--- Start PROVIDED DATA ---

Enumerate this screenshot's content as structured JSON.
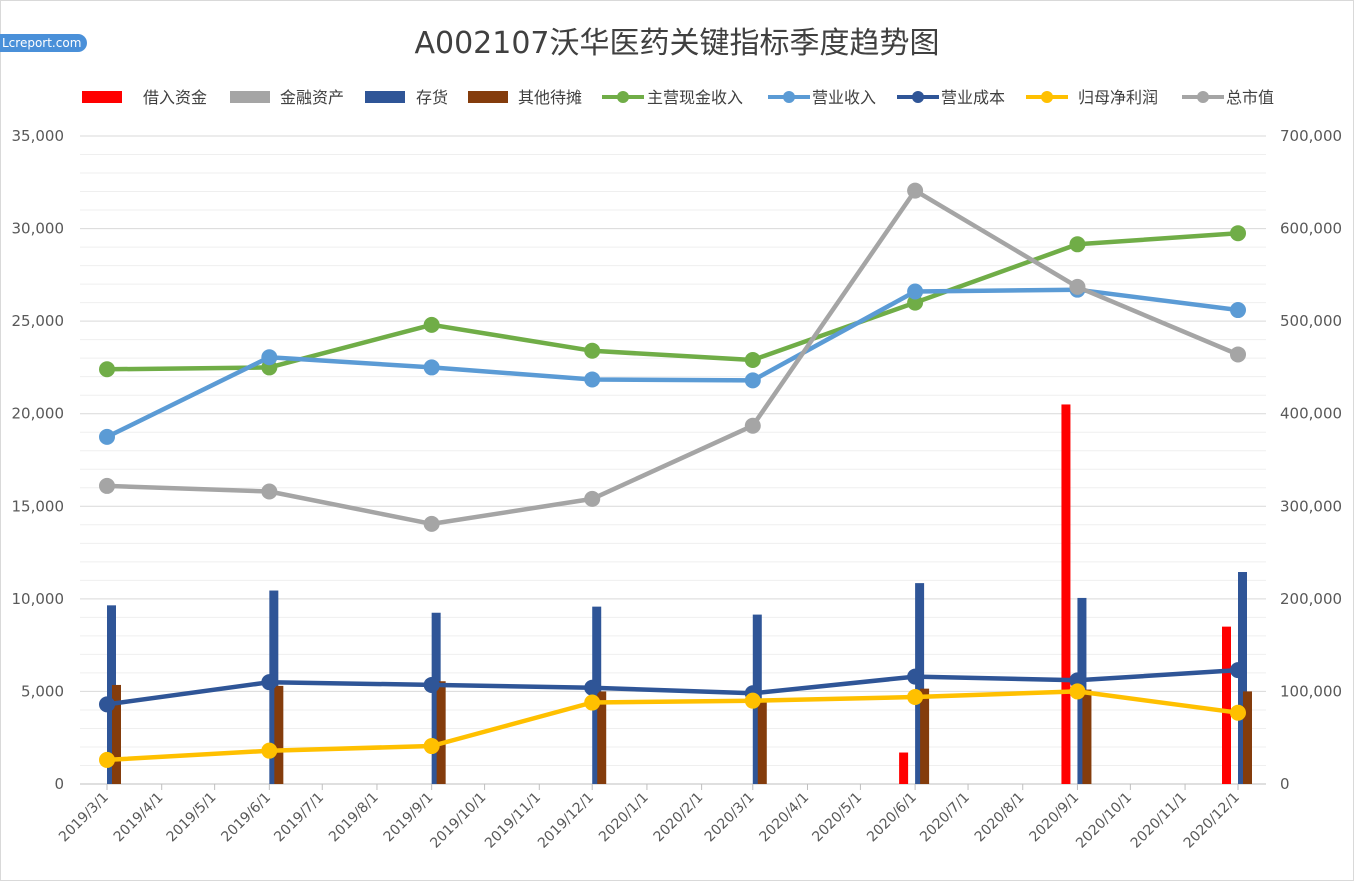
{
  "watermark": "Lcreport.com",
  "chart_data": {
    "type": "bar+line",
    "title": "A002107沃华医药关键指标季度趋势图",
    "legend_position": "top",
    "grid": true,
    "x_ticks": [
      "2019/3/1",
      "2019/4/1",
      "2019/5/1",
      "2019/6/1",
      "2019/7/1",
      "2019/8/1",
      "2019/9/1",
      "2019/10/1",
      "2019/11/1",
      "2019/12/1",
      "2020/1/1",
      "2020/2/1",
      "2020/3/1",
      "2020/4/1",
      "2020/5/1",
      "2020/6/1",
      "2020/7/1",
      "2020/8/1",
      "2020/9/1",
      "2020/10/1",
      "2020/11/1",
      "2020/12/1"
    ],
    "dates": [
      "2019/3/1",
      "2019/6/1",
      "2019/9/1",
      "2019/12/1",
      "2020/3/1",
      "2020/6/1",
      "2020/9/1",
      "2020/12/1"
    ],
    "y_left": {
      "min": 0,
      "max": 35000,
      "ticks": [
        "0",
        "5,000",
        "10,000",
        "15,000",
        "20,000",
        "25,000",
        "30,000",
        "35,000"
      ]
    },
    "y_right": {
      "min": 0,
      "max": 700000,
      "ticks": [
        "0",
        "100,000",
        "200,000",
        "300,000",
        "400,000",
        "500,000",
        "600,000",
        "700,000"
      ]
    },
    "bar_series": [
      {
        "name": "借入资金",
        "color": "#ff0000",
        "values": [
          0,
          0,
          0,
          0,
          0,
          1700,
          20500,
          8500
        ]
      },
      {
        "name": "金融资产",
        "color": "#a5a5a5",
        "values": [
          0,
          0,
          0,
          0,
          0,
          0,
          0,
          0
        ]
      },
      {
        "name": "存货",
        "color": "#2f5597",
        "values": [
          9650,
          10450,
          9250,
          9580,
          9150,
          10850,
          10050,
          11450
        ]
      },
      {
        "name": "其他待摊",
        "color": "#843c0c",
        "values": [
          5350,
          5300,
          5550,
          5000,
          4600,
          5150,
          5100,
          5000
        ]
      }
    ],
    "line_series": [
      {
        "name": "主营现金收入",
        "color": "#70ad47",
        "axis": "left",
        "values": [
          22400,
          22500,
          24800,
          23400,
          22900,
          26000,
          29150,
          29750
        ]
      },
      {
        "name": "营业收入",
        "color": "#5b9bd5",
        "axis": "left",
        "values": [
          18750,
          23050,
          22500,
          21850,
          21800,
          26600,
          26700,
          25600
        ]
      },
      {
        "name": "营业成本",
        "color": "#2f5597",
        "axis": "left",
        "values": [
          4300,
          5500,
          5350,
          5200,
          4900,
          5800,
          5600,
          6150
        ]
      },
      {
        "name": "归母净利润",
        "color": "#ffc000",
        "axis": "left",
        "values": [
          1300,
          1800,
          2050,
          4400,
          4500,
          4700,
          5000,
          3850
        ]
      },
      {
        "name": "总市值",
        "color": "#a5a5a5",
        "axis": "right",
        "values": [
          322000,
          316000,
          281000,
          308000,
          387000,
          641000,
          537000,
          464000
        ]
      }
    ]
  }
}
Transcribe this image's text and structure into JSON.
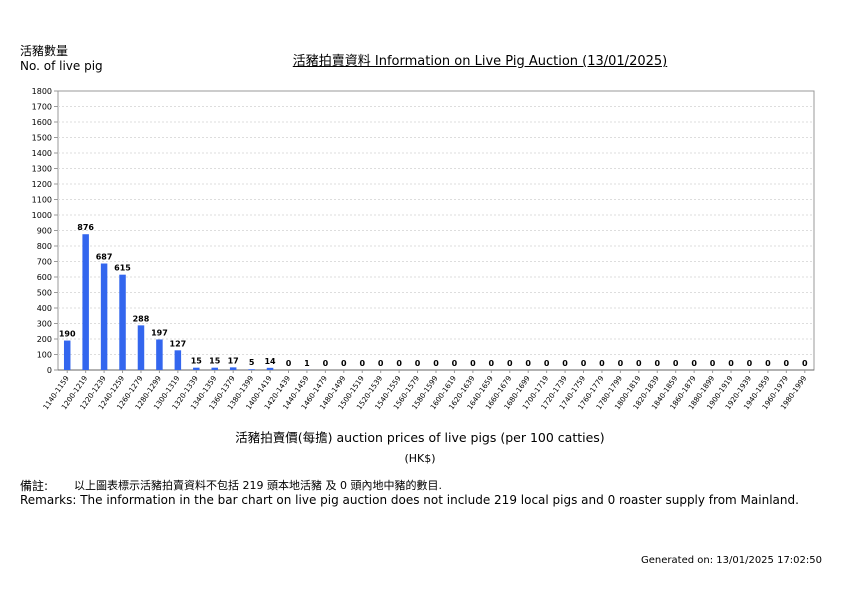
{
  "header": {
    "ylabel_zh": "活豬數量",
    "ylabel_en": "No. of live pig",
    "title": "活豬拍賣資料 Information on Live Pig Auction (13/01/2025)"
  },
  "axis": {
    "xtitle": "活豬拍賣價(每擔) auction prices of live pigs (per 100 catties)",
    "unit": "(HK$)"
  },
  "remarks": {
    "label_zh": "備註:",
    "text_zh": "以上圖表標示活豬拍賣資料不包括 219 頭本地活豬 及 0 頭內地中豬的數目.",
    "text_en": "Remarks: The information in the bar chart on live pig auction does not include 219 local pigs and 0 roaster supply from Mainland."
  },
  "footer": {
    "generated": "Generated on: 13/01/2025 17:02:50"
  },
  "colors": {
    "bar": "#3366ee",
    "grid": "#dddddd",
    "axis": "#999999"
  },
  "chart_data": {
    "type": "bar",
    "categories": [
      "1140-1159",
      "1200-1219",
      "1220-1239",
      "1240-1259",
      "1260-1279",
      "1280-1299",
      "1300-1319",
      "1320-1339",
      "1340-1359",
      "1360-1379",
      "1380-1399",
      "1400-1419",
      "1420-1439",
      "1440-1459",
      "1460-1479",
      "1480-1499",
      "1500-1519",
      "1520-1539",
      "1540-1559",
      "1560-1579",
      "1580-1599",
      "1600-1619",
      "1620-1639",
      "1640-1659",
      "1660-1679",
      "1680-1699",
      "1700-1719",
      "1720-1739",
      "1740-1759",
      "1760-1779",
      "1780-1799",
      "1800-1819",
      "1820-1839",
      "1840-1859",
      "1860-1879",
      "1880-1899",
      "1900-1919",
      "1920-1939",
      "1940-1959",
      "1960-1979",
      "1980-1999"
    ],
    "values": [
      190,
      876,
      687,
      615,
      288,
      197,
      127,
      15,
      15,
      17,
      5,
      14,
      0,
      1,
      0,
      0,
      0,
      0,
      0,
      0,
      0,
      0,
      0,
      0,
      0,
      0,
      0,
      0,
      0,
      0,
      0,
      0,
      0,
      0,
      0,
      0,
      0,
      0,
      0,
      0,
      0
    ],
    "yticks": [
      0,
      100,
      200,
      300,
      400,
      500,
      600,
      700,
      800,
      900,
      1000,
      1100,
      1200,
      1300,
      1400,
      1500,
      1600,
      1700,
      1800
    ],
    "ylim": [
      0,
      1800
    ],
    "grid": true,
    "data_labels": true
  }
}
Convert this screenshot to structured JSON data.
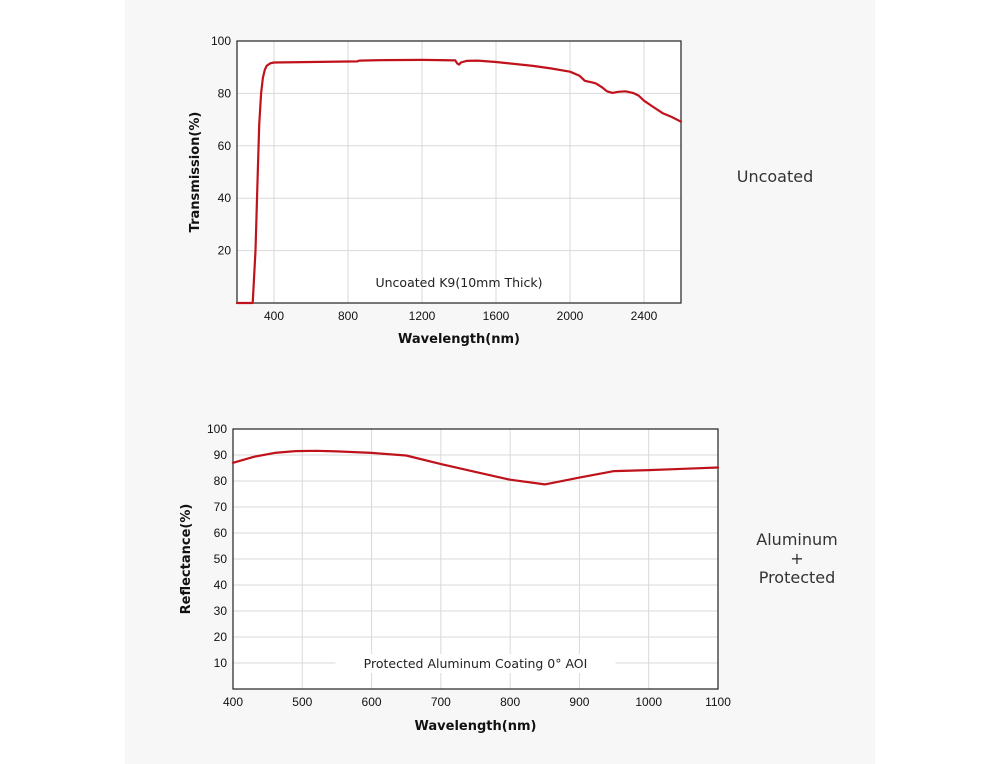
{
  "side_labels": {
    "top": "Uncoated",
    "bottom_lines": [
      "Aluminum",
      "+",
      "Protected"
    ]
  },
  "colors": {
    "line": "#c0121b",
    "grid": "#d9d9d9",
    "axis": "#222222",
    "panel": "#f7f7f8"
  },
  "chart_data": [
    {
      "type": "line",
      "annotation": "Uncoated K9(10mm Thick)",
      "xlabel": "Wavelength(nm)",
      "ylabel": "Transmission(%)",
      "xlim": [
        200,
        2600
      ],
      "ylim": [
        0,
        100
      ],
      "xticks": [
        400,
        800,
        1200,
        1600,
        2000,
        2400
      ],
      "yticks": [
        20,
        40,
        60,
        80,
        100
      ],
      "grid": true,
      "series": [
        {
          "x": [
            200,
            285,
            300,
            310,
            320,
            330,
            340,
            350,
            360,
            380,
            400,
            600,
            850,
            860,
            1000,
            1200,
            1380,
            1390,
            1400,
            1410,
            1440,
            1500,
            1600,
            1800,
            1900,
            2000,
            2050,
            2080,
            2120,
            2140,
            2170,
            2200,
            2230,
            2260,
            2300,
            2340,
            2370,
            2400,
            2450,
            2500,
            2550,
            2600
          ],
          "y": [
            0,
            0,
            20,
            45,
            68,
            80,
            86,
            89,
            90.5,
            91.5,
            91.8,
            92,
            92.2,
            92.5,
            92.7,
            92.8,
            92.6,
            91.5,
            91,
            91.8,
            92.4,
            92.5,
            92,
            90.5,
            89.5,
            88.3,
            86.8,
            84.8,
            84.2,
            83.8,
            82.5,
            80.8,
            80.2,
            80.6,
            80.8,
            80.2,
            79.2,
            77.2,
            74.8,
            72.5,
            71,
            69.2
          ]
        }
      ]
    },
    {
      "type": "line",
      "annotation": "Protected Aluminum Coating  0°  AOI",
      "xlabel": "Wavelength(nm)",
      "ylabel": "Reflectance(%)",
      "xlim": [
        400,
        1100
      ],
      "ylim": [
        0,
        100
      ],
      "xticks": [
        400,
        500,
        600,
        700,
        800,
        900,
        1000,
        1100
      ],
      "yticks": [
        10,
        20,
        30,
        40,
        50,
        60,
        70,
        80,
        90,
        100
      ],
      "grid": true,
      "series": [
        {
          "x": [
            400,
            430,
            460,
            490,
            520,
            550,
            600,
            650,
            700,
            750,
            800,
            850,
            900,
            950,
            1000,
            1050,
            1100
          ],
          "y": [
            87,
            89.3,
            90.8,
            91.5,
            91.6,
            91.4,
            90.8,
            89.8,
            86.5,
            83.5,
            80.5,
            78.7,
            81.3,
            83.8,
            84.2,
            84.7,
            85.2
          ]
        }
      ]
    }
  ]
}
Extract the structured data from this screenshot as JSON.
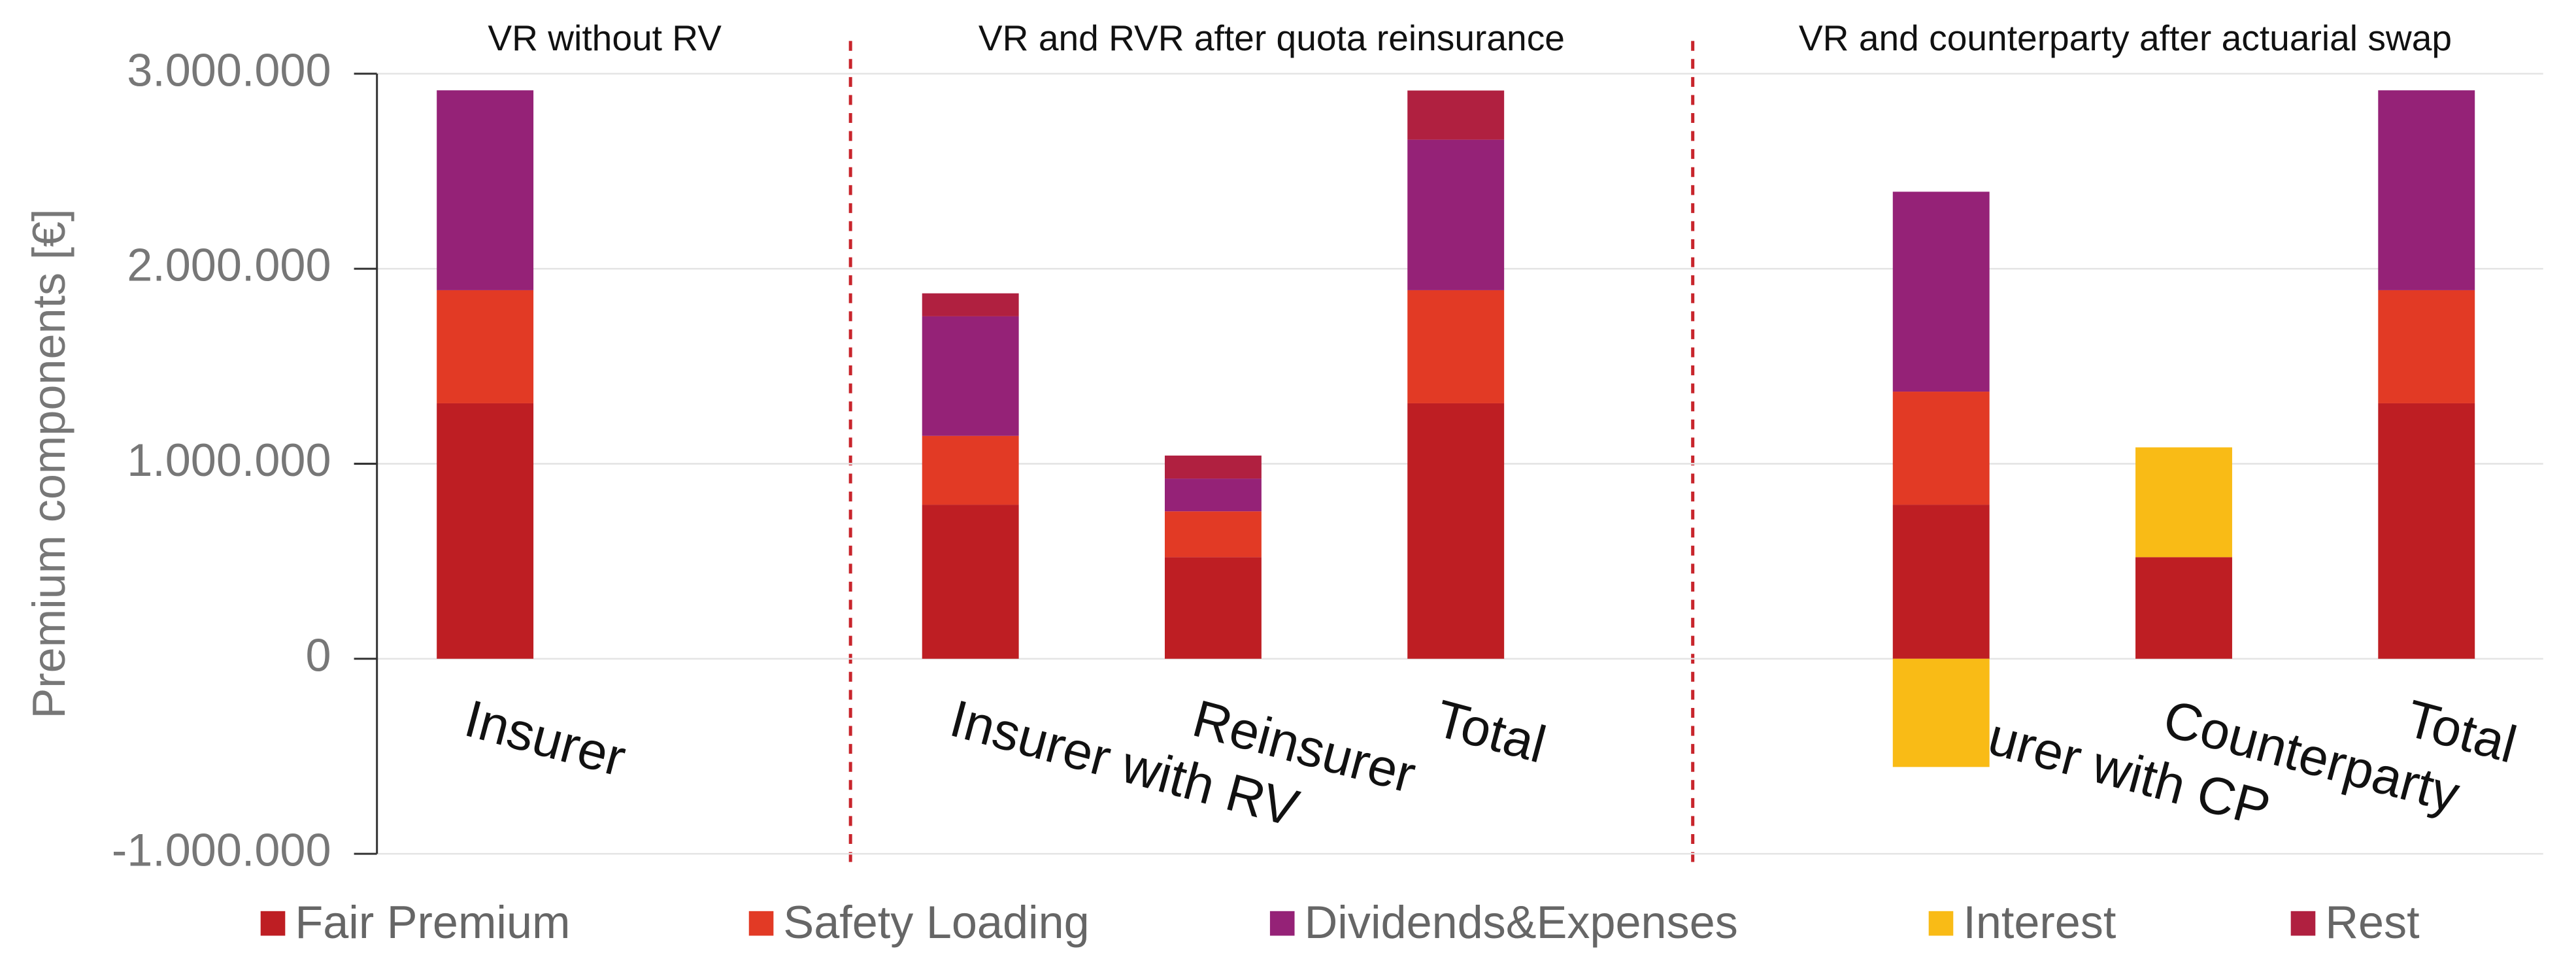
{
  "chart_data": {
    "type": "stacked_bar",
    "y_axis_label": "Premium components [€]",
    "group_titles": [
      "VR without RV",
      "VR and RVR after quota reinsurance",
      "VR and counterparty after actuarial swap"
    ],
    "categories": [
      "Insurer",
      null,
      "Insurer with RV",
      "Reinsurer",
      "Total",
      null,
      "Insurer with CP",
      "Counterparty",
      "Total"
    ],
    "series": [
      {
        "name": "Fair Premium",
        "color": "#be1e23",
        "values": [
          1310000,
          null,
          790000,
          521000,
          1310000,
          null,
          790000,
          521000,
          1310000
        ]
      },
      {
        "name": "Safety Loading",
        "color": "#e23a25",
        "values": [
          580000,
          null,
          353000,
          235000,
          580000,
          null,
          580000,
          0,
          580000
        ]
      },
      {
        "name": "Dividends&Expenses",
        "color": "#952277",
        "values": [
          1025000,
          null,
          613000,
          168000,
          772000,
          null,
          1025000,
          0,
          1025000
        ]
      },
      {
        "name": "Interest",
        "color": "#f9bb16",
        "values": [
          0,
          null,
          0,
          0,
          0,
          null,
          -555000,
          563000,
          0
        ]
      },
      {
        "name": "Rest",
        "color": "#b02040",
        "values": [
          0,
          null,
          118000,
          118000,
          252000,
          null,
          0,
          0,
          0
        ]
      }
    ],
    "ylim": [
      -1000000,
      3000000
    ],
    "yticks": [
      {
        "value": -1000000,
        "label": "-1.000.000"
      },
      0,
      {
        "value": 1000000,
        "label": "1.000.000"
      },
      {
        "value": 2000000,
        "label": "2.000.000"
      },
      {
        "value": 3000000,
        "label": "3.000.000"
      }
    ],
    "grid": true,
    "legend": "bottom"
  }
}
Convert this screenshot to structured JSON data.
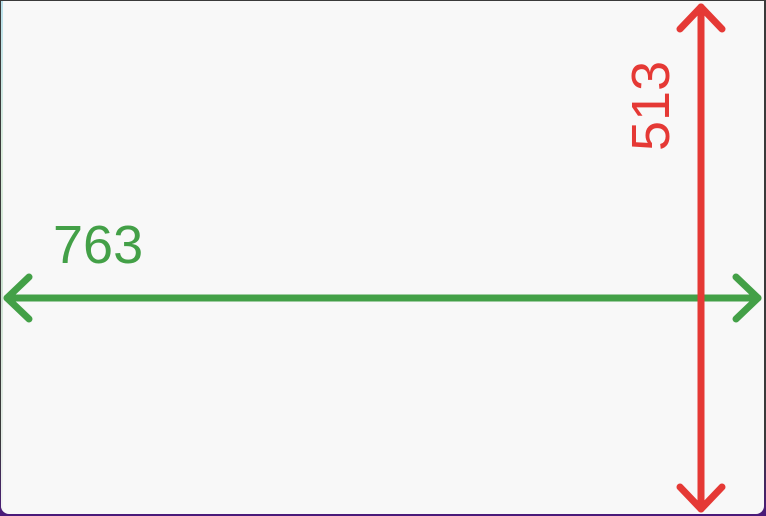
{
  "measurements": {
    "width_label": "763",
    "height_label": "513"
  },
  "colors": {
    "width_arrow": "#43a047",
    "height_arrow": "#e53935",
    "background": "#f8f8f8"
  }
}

--- End PROVIDED DATA ---

# TASK TO CARRY OUT
Collect the lines of the data that carry the word "after".

# CORRECT RESULT
      "VR and RVR after quota reinsurance",
      "VR and counterparty after actuarial swap"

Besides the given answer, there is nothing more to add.